Выполните задания →
**a.** Где, согласно интервью о положении коренных народов в России, сейчас живут многие ключевые представители коренных народов, уехавшие из страны?
**b.** Продолжите интервью о положении коренных народов в России, начав сразу после его последней реплики.

Текст для чтения →
Если один человек больше не может работать в России, это уже большая потеря
– Что касается проектов в России, то все они уже давно были под сомнением. Сейчас российским партнерам очень сложно получать поддержку из-за границы. Поэтому, что касается конкретных проектов, то уже не будет очень большой разницы, к сожалению, потому что эта тенденция идет несколько лет.
– А если говорить шире, кто пострадавший, кроме вас?
– Здесь нужно понимать, что международных представителей, которые интересуются положением коренных народов в России, очень мало. И если один человек больше не может работать в России – это уже большая потеря. За последние годы я не первый иностранный активист, который попал в "черный" список. Но еще важнее то, что многие из ключевых представителей коренных народов уехали из России, они сейчас живут либо в Штатах, либо в Скандинавии. И я очень боюсь такого дня, когда отключат российский интернет от мирового. Тогда уже будет так, как в Советском Союзе.
– А кто теперь будет готовить shadow reports для ООН о положении дел с коренными народами в России?
– Я всегда стремился к тому, чтобы кто-то из России сам это делал. Но здесь требуются определенные знания, и, конечно, английский язык – это очень важно. Я думаю, что на данный момент еще никто не может. Но, скорее всего, я буду все-таки вовлечен в это. Собирать информацию на местах я уже не смогу, но составлением, написанием и редактированием отчетов я намерен, конечно, заниматься и дальше.
– Эти доклады вообще помогают, государство на них реагирует?
Говорят, что шанс нулевой, потому что это означает судиться с ФСБ, а против ФСБ никто не выиграет
– Трудно сказать... Самая очевидная реакция была на нашу жалобу в отношении Казаса. Но я не могу сказать, что реакция была очень позитивной. Наверное, вы знаете, что активисты Яна и Владислав Таннагашевы были вынуждены потом уехать, сейчас они находятся в Европе.

Предоставленный перечень →
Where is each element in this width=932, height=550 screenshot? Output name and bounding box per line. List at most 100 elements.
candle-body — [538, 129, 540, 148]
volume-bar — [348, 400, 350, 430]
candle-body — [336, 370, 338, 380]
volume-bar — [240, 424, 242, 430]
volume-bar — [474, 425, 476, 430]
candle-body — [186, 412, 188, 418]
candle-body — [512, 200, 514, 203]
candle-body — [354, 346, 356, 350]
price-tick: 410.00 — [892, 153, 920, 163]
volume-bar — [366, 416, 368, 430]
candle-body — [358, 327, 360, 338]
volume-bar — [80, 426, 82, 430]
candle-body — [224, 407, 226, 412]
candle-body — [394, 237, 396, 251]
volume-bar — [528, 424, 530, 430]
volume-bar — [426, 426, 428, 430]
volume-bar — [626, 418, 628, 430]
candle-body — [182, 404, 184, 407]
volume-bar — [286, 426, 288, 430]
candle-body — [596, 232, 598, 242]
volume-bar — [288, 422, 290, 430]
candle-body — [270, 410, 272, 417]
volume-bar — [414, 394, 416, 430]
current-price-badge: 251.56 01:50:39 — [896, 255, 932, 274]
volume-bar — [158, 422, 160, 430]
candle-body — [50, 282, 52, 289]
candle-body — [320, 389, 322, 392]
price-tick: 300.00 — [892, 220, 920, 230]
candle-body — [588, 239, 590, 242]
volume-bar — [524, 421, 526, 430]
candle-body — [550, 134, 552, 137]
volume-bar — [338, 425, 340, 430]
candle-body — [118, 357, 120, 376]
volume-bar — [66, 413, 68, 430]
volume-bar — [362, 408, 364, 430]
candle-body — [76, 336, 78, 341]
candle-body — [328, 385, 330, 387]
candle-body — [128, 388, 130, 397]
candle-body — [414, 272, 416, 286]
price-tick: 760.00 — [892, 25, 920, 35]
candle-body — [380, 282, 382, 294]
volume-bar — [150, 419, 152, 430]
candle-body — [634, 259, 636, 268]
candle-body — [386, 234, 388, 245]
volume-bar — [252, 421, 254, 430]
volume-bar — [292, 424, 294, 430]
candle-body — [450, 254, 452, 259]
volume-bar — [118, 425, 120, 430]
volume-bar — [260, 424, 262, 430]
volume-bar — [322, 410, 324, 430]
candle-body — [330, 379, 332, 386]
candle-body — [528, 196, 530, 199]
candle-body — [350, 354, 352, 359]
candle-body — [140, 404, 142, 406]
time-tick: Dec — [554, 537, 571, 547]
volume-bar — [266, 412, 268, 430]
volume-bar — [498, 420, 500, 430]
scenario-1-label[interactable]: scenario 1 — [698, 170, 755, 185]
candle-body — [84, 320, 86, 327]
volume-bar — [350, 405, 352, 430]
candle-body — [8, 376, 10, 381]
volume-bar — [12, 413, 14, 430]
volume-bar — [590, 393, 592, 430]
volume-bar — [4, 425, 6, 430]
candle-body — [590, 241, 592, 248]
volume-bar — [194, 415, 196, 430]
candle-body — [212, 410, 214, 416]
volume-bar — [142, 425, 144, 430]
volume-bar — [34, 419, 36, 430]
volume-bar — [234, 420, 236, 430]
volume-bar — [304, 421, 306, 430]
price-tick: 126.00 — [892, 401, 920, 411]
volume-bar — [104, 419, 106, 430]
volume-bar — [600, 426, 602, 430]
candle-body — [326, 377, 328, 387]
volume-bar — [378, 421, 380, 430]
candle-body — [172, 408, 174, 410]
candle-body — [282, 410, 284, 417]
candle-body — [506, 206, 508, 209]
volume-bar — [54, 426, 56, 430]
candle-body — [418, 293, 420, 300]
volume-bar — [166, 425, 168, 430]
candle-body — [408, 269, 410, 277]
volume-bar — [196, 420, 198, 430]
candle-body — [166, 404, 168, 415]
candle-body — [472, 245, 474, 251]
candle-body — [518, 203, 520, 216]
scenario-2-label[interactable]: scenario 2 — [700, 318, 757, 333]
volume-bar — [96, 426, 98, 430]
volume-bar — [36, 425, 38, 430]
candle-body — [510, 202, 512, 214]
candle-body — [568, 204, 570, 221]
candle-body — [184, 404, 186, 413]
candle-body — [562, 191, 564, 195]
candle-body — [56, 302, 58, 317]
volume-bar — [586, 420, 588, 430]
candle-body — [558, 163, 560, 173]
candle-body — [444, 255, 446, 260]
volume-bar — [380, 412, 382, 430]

Ответы к заданиям →
**a.** Либо в Штатах, либо в Скандинавии.

**b.**
Может быть, успешный пример, когда мы внесли какой-то вклад, – это когда были приостановлены работы по постройке Эвенкийской ГЭС после того, как в 2008 году мы включили этот случай в свой параллельный отчет Комитету по ликвидации расовой дискриминации, и комитет рекомендовал России приостановить этот проект. Но я не думаю, что исключительно из-за этого приостановили, там были и большие технические сложности. Это как с изменением климата. Мы не можем утверждать, что какое-то наводнение связано с изменением климата, и так же нельзя сказать, что конкретное политическое решение является следствием рекомендации ООН.
– Вы планируете оспаривать решение ФСБ о запрете въезда в Россию?
– Да, сейчас готовится иск. Некоторые говорят, что шанс нулевой, потому что это означает судиться с ФСБ, а против ФСБ никто не выиграет. Но другие говорят, что, может быть, кто-то написал донос, и кто-то принял это решение, не зная, чем я реально занимаюсь. Возможно, это была просто ошибка, и тогда есть какой-то шанс, но загадывать трудно.
– А есть у вас "план В"? Если не малые народы России, то чем вы будете заниматься в ближайшие 50 лет?
– Думаю, что в любом случае я буду заниматься тематикой коренных народов. Они живут не только в России, их по всему миру – 350 миллионов человек. Сейчас у меня есть проект по реализации принципа свободного, предварительного, осознанного согласия общин коренных народов в таких странах, как Перу, Колумбия и Бразилия. Это тоже связано с добывающей промышленностью. В общем, есть альтернативы, но, конечно, хотелось бы и дальше заниматься Россией. Потому что это страна, которую я люблю больше всех остальных.